** begin MATERIAL FOR THIS TASK **

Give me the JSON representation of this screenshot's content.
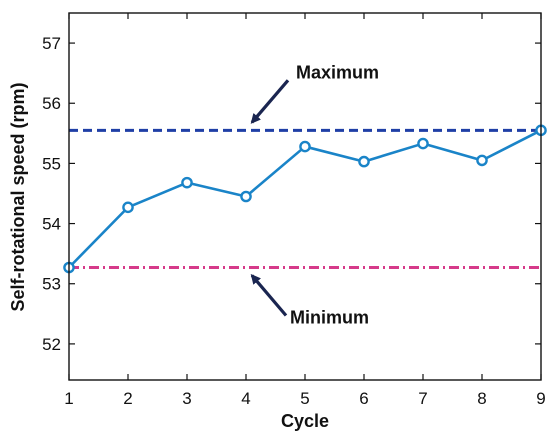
{
  "chart_data": {
    "type": "line",
    "title": "",
    "xlabel": "Cycle",
    "ylabel": "Self-rotational speed (rpm)",
    "xlim": [
      1,
      9
    ],
    "ylim": [
      51.4,
      57.5
    ],
    "x_ticks": [
      1,
      2,
      3,
      4,
      5,
      6,
      7,
      8,
      9
    ],
    "y_ticks": [
      52,
      53,
      54,
      55,
      56,
      57
    ],
    "grid": false,
    "series": [
      {
        "x": [
          1,
          2,
          3,
          4,
          5,
          6,
          7,
          8,
          9
        ],
        "values": [
          53.27,
          54.27,
          54.68,
          54.45,
          55.28,
          55.03,
          55.33,
          55.05,
          55.55
        ],
        "color": "#1a84c8",
        "marker": "circle"
      }
    ],
    "reference_lines": [
      {
        "label": "Maximum",
        "y": 55.55,
        "color": "#1f3fa6",
        "style": "dashed"
      },
      {
        "label": "Minimum",
        "y": 53.27,
        "color": "#d63a8a",
        "style": "dash-dot"
      }
    ],
    "annotations": [
      {
        "text": "Maximum",
        "arrow_to_x": 4,
        "arrow_to_y": 55.55
      },
      {
        "text": "Minimum",
        "arrow_to_x": 4,
        "arrow_to_y": 53.27
      }
    ],
    "colors": {
      "annotation": "#1a2550",
      "axis": "#111111"
    }
  }
}
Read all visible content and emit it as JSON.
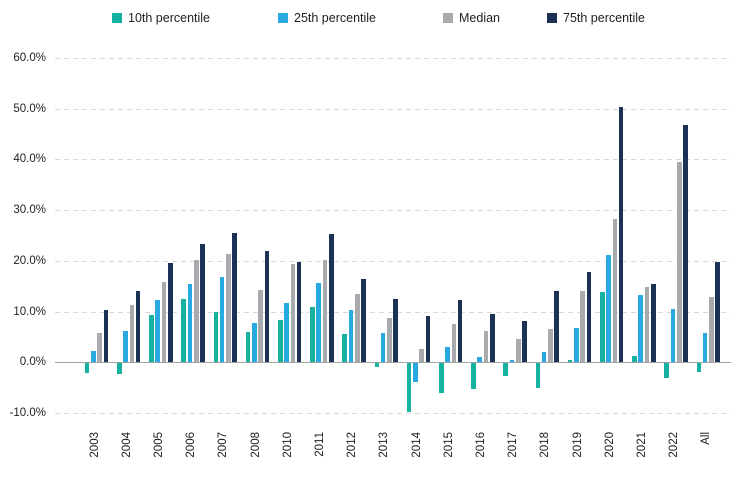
{
  "chart_data": {
    "type": "bar",
    "title": "",
    "xlabel": "",
    "ylabel": "",
    "value_unit": "%",
    "ylim": [
      -10,
      60
    ],
    "ytick_values": [
      60,
      50,
      40,
      30,
      20,
      10,
      0,
      -10
    ],
    "ytick_labels": [
      "60.0%",
      "50.0%",
      "40.0%",
      "30.0%",
      "20.0%",
      "10.0%",
      "0.0%",
      "-10.0%"
    ],
    "grid": "horizontal-dashed",
    "legend_position": "top",
    "categories": [
      "2003",
      "2004",
      "2005",
      "2006",
      "2007",
      "2008",
      "2010",
      "2011",
      "2012",
      "2013",
      "2014",
      "2015",
      "2016",
      "2017",
      "2018",
      "2019",
      "2020",
      "2021",
      "2022",
      "All"
    ],
    "series": [
      {
        "name": "10th percentile",
        "color": "#17b1a1",
        "values": [
          -1.9,
          -2.1,
          9.3,
          12.4,
          10.0,
          6.0,
          8.3,
          10.9,
          5.6,
          -0.8,
          -9.7,
          -5.8,
          -5.1,
          -2.6,
          -4.9,
          0.5,
          13.9,
          1.3,
          -2.9,
          -1.8
        ]
      },
      {
        "name": "25th percentile",
        "color": "#29a9e1",
        "values": [
          2.3,
          6.2,
          12.2,
          15.5,
          16.8,
          7.7,
          11.7,
          15.7,
          10.3,
          5.7,
          -3.6,
          3.0,
          1.1,
          0.5,
          2.0,
          6.7,
          21.1,
          13.3,
          10.5,
          5.8
        ]
      },
      {
        "name": "Median",
        "color": "#a8aaad",
        "values": [
          5.8,
          11.3,
          15.9,
          20.1,
          21.3,
          14.3,
          19.3,
          20.2,
          13.5,
          8.8,
          2.6,
          7.6,
          6.1,
          4.5,
          6.5,
          14.0,
          28.3,
          14.9,
          39.5,
          12.8
        ]
      },
      {
        "name": "75th percentile",
        "color": "#1c3254",
        "values": [
          10.3,
          14.0,
          19.6,
          23.3,
          25.4,
          21.9,
          19.7,
          25.3,
          16.4,
          12.5,
          9.1,
          12.3,
          9.5,
          8.1,
          14.0,
          17.8,
          50.4,
          15.5,
          46.8,
          19.7
        ]
      }
    ]
  },
  "colors": {
    "background": "#ffffff",
    "gridline": "#d9d9d9",
    "zero_axis": "#a3a3a3",
    "text": "#1f1f1f"
  }
}
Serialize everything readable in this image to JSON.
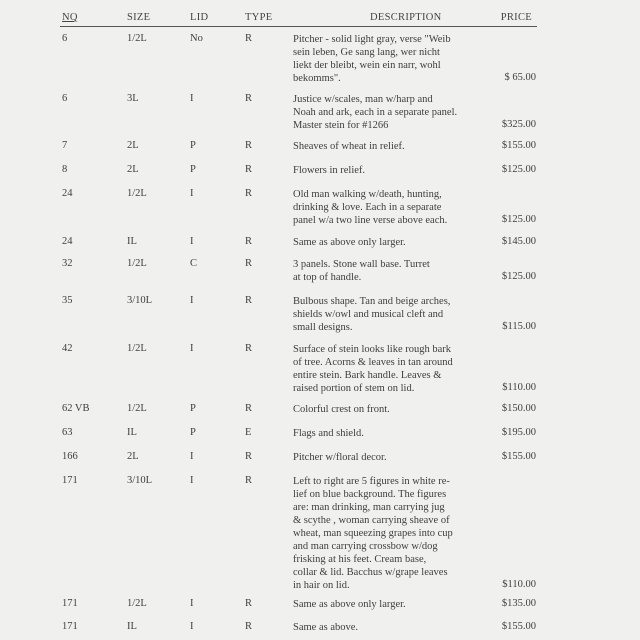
{
  "header": {
    "nq": "NQ",
    "size": "SIZE",
    "lid": "LID",
    "type": "TYPE",
    "description": "DESCRIPTION",
    "price": "PRICE"
  },
  "rows": [
    {
      "nq": "6",
      "size": "1/2L",
      "lid": "No",
      "type": "R",
      "description": [
        "Pitcher - solid light gray, verse \"Weib",
        "sein leben, Ge sang lang, wer nicht",
        "liekt der bleibt, wein ein narr, wohl",
        "bekomms\"."
      ],
      "price": "$ 65.00"
    },
    {
      "nq": "6",
      "size": "3L",
      "lid": "I",
      "type": "R",
      "description": [
        "Justice w/scales, man w/harp and",
        "Noah and ark, each in a separate panel.",
        "Master stein for #1266"
      ],
      "price": "$325.00"
    },
    {
      "nq": "7",
      "size": "2L",
      "lid": "P",
      "type": "R",
      "description": [
        "Sheaves of wheat in relief."
      ],
      "price": "$155.00"
    },
    {
      "nq": "8",
      "size": "2L",
      "lid": "P",
      "type": "R",
      "description": [
        "Flowers in relief."
      ],
      "price": "$125.00"
    },
    {
      "nq": "24",
      "size": "1/2L",
      "lid": "I",
      "type": "R",
      "description": [
        "Old man walking w/death, hunting,",
        "drinking & love.  Each in a separate",
        "panel w/a two line verse above each."
      ],
      "price": "$125.00"
    },
    {
      "nq": "24",
      "size": "IL",
      "lid": "I",
      "type": "R",
      "description": [
        "Same as above only larger."
      ],
      "price": "$145.00"
    },
    {
      "nq": "32",
      "size": "1/2L",
      "lid": "C",
      "type": "R",
      "description": [
        "3 panels.  Stone wall base.  Turret",
        "at top of handle."
      ],
      "price": "$125.00"
    },
    {
      "nq": "35",
      "size": "3/10L",
      "lid": "I",
      "type": "R",
      "description": [
        "Bulbous shape.  Tan and beige arches,",
        "shields w/owl and musical cleft and",
        "small designs."
      ],
      "price": "$115.00"
    },
    {
      "nq": "42",
      "size": "1/2L",
      "lid": "I",
      "type": "R",
      "description": [
        "Surface of stein looks like rough bark",
        "of tree.  Acorns & leaves in tan around",
        "entire stein.  Bark handle.  Leaves &",
        "raised portion of stem on lid."
      ],
      "price": "$110.00"
    },
    {
      "nq": "62 VB",
      "size": "1/2L",
      "lid": "P",
      "type": "R",
      "description": [
        "Colorful crest on front."
      ],
      "price": "$150.00"
    },
    {
      "nq": "63",
      "size": "IL",
      "lid": "P",
      "type": "E",
      "description": [
        "Flags and shield."
      ],
      "price": "$195.00"
    },
    {
      "nq": "166",
      "size": "2L",
      "lid": "I",
      "type": "R",
      "description": [
        "Pitcher w/floral decor."
      ],
      "price": "$155.00"
    },
    {
      "nq": "171",
      "size": "3/10L",
      "lid": "I",
      "type": "R",
      "description": [
        "Left to right are 5 figures in white re-",
        "lief on blue background.  The figures",
        "are: man drinking, man carrying jug",
        "& scythe ,  woman carrying sheave of",
        "wheat, man squeezing grapes into cup",
        "and man carrying crossbow w/dog",
        "frisking at his feet.  Cream base,",
        "collar & lid.  Bacchus w/grape leaves",
        "in hair on lid."
      ],
      "price": "$110.00"
    },
    {
      "nq": "171",
      "size": "1/2L",
      "lid": "I",
      "type": "R",
      "description": [
        "Same as above only larger."
      ],
      "price": "$135.00"
    },
    {
      "nq": "171",
      "size": "IL",
      "lid": "I",
      "type": "R",
      "description": [
        "Same as above."
      ],
      "price": "$155.00"
    }
  ]
}
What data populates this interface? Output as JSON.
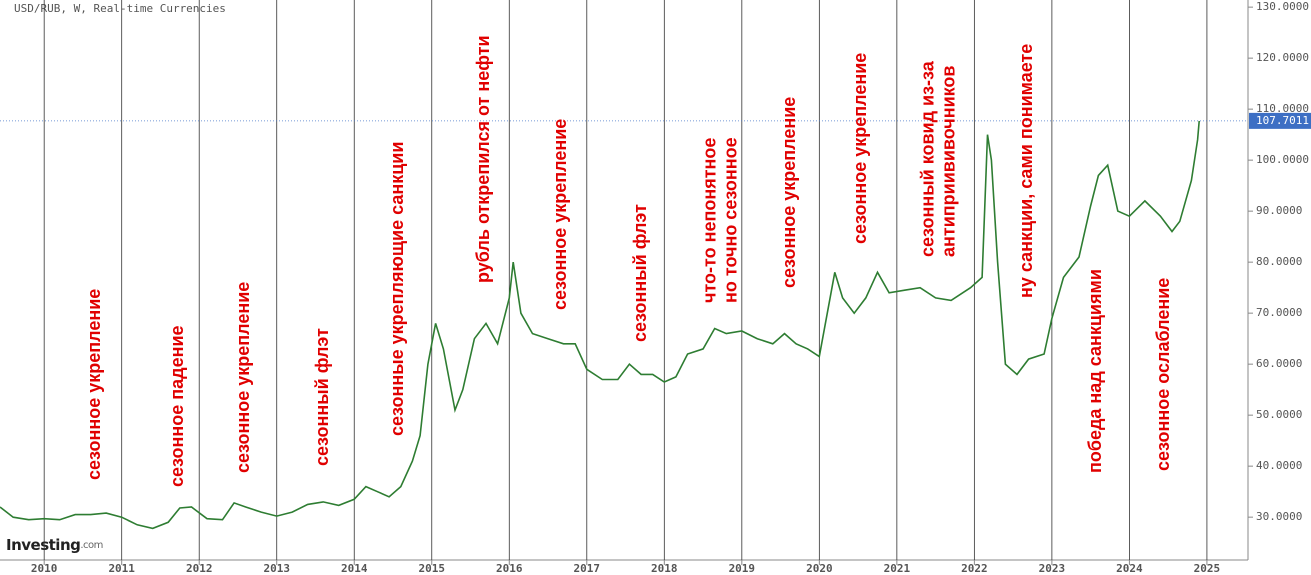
{
  "chart_data": {
    "type": "line",
    "title": "USD/RUB, W, Real-time Currencies",
    "watermark": "Investing",
    "watermark_suffix": ".com",
    "color": "#2e7d32",
    "x": [
      2009.43,
      2009.6,
      2009.8,
      2010.0,
      2010.2,
      2010.4,
      2010.6,
      2010.8,
      2011.0,
      2011.2,
      2011.4,
      2011.6,
      2011.75,
      2011.9,
      2012.1,
      2012.3,
      2012.45,
      2012.6,
      2012.8,
      2013.0,
      2013.2,
      2013.4,
      2013.6,
      2013.8,
      2014.0,
      2014.15,
      2014.3,
      2014.45,
      2014.6,
      2014.75,
      2014.85,
      2014.95,
      2015.05,
      2015.15,
      2015.3,
      2015.4,
      2015.55,
      2015.7,
      2015.85,
      2016.0,
      2016.05,
      2016.15,
      2016.3,
      2016.5,
      2016.7,
      2016.85,
      2017.0,
      2017.2,
      2017.4,
      2017.55,
      2017.7,
      2017.85,
      2018.0,
      2018.15,
      2018.3,
      2018.5,
      2018.65,
      2018.8,
      2019.0,
      2019.2,
      2019.4,
      2019.55,
      2019.7,
      2019.85,
      2020.0,
      2020.2,
      2020.3,
      2020.45,
      2020.6,
      2020.75,
      2020.9,
      2021.1,
      2021.3,
      2021.5,
      2021.7,
      2021.85,
      2021.95,
      2022.1,
      2022.17,
      2022.22,
      2022.3,
      2022.4,
      2022.55,
      2022.7,
      2022.9,
      2023.0,
      2023.15,
      2023.35,
      2023.5,
      2023.6,
      2023.72,
      2023.85,
      2024.0,
      2024.2,
      2024.4,
      2024.55,
      2024.65,
      2024.8,
      2024.88,
      2024.9
    ],
    "values": [
      32,
      30,
      29.5,
      29.7,
      29.5,
      30.5,
      30.5,
      30.8,
      30,
      28.5,
      27.8,
      29,
      31.8,
      32,
      29.7,
      29.5,
      32.8,
      32,
      31,
      30.2,
      31,
      32.5,
      33,
      32.3,
      33.5,
      36,
      35,
      34,
      36,
      41,
      46,
      60,
      68,
      63,
      51,
      55,
      65,
      68,
      64,
      73,
      80,
      70,
      66,
      65,
      64,
      64,
      59,
      57,
      57,
      60,
      58,
      58,
      56.5,
      57.5,
      62,
      63,
      67,
      66,
      66.5,
      65,
      64,
      66,
      64,
      63,
      61.5,
      78,
      73,
      70,
      73,
      78,
      74,
      74.5,
      75,
      73,
      72.5,
      74,
      75,
      77,
      105,
      100,
      80,
      60,
      58,
      61,
      62,
      69,
      77,
      81,
      91,
      97,
      99,
      90,
      89,
      92,
      89,
      86,
      88,
      96,
      104,
      107.7
    ],
    "last_value": 107.7011,
    "annotations": [
      [
        "сезонное укрепление"
      ],
      [
        "сезонное падение"
      ],
      [
        "сезонное укрепление"
      ],
      [
        "сезонный флэт"
      ],
      [
        "сезонные укрепляющие санкции"
      ],
      [
        "рубль открепился от нефти"
      ],
      [
        "сезонное укрепление"
      ],
      [
        "сезонный флэт"
      ],
      [
        "что-то непонятное",
        "но точно сезонное"
      ],
      [
        "сезонное укрепление"
      ],
      [
        "сезонное укрепление"
      ],
      [
        "сезонный ковид из-за",
        "антиприививочников"
      ],
      [
        "ну санкции, сами понимаете"
      ],
      [
        "победа над санкциями"
      ],
      [
        "сезонное ослабление"
      ]
    ],
    "xlim": [
      2009.43,
      2025.53
    ],
    "ylim": [
      21.6,
      131.4
    ],
    "xticks": [
      2010,
      2011,
      2012,
      2013,
      2014,
      2015,
      2016,
      2017,
      2018,
      2019,
      2020,
      2021,
      2022,
      2023,
      2024,
      2025
    ],
    "yticks": [
      {
        "value": 30,
        "label": "30.0000"
      },
      {
        "value": 40,
        "label": "40.0000"
      },
      {
        "value": 50,
        "label": "50.0000"
      },
      {
        "value": 60,
        "label": "60.0000"
      },
      {
        "value": 70,
        "label": "70.0000"
      },
      {
        "value": 80,
        "label": "80.0000"
      },
      {
        "value": 90,
        "label": "90.0000"
      },
      {
        "value": 100,
        "label": "100.0000"
      },
      {
        "value": 110,
        "label": "110.0000"
      },
      {
        "value": 120,
        "label": "120.0000"
      },
      {
        "value": 130,
        "label": "130.0000"
      }
    ],
    "grid": "x"
  }
}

** end MATERIAL FOR THIS TASK **

**PROBLEM**
Go through the entries above and pull out each line with "name" in it.

**FINAL ANSWER**
        "name": "10th percentile",
        "name": "25th percentile",
        "name": "Median",
        "name": "75th percentile",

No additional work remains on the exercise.